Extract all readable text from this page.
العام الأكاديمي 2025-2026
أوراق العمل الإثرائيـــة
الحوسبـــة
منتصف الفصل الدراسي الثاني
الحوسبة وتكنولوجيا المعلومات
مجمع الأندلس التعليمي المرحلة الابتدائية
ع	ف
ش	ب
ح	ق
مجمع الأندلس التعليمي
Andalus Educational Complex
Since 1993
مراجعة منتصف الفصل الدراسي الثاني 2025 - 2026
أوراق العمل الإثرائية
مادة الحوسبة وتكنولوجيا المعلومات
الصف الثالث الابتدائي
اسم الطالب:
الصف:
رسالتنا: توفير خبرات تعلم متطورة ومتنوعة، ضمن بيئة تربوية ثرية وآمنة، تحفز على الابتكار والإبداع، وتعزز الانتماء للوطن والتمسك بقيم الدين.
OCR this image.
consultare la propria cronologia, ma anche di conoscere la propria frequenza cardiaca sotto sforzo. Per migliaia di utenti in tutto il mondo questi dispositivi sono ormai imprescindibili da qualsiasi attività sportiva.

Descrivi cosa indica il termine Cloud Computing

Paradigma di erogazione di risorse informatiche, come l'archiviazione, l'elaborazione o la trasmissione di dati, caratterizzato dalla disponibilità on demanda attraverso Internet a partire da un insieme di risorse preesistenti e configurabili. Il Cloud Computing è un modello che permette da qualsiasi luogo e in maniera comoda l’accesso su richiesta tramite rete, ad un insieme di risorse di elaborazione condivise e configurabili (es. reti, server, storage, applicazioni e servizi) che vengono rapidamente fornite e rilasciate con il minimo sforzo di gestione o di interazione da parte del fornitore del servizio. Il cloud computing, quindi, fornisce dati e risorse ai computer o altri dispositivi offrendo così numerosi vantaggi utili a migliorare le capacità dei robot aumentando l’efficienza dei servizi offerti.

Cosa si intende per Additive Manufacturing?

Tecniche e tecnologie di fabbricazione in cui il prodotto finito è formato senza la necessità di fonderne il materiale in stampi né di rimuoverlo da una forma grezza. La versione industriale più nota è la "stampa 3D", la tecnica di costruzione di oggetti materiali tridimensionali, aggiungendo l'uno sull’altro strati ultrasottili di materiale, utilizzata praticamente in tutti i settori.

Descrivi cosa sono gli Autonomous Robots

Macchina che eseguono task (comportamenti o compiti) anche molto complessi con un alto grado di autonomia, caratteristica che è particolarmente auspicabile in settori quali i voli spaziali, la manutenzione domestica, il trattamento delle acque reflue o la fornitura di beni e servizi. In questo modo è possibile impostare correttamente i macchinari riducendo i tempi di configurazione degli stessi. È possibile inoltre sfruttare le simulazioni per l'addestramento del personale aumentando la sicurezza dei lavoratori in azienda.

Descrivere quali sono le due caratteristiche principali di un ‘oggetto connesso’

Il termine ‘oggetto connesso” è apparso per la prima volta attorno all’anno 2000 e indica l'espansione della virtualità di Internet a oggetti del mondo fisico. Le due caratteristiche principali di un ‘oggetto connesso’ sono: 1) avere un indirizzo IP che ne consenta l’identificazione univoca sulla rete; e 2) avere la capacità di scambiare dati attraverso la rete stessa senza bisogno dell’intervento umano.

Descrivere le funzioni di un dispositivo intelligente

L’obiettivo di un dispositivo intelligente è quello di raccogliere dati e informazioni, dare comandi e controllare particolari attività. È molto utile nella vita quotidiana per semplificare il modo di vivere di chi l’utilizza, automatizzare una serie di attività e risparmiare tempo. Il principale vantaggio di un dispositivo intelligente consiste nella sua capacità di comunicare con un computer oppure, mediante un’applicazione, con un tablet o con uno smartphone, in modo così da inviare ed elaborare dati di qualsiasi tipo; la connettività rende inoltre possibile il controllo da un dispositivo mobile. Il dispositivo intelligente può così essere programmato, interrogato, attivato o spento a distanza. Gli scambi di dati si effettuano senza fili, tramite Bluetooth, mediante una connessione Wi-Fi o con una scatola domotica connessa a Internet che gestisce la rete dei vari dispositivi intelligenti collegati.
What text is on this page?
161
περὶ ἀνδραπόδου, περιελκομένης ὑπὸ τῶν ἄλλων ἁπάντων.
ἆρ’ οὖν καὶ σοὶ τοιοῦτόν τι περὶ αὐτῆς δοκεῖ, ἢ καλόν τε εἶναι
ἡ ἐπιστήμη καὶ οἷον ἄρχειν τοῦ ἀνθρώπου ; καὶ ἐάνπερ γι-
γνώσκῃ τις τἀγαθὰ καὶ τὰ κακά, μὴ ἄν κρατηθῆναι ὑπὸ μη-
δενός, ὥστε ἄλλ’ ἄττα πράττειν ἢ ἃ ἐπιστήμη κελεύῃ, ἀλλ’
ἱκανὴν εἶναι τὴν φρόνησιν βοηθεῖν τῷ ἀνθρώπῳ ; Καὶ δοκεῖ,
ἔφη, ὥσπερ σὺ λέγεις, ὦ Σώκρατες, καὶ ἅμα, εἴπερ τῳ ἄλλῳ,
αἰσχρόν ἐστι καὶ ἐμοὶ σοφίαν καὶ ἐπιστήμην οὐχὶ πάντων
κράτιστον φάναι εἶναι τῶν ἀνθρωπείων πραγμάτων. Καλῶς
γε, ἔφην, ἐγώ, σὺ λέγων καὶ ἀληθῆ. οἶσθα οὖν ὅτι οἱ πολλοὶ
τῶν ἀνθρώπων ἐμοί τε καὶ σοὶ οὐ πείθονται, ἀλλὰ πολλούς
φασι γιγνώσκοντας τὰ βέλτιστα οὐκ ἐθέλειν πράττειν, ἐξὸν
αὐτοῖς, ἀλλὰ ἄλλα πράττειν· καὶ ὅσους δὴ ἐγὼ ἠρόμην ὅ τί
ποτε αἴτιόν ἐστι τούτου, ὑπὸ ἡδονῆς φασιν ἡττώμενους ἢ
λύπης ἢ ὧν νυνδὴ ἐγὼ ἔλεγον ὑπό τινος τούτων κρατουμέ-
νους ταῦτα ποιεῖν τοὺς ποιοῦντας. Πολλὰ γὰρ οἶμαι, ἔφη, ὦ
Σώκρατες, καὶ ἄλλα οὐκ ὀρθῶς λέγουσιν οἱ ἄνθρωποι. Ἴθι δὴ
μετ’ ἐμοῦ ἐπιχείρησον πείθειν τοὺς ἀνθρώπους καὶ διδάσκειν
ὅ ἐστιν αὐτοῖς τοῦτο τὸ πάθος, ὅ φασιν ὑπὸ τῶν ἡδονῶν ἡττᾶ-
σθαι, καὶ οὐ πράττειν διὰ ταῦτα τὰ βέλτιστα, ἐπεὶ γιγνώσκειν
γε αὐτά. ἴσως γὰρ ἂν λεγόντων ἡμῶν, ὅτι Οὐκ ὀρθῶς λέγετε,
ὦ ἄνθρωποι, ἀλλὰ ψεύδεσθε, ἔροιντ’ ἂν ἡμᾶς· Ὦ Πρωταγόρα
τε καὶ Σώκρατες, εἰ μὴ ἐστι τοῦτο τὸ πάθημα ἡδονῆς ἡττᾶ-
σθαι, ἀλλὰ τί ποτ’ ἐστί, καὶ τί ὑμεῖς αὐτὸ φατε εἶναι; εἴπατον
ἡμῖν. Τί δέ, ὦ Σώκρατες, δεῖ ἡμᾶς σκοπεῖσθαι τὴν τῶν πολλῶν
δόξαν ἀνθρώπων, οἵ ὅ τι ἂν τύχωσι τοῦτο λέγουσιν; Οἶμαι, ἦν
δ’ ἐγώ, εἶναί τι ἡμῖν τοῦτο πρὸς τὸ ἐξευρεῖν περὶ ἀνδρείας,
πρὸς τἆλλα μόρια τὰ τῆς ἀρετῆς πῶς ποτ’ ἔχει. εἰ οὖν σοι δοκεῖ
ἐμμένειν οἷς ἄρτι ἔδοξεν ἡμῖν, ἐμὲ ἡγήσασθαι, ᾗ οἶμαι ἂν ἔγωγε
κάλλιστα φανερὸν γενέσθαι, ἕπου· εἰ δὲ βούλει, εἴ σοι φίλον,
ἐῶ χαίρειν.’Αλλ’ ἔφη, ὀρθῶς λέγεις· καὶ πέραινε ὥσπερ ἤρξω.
-*-
All lines holding the word "الأندلس" should be picked out and copied.

مجمع الأندلس التعليمي المرحلة الابتدائية
مجمع الأندلس التعليمي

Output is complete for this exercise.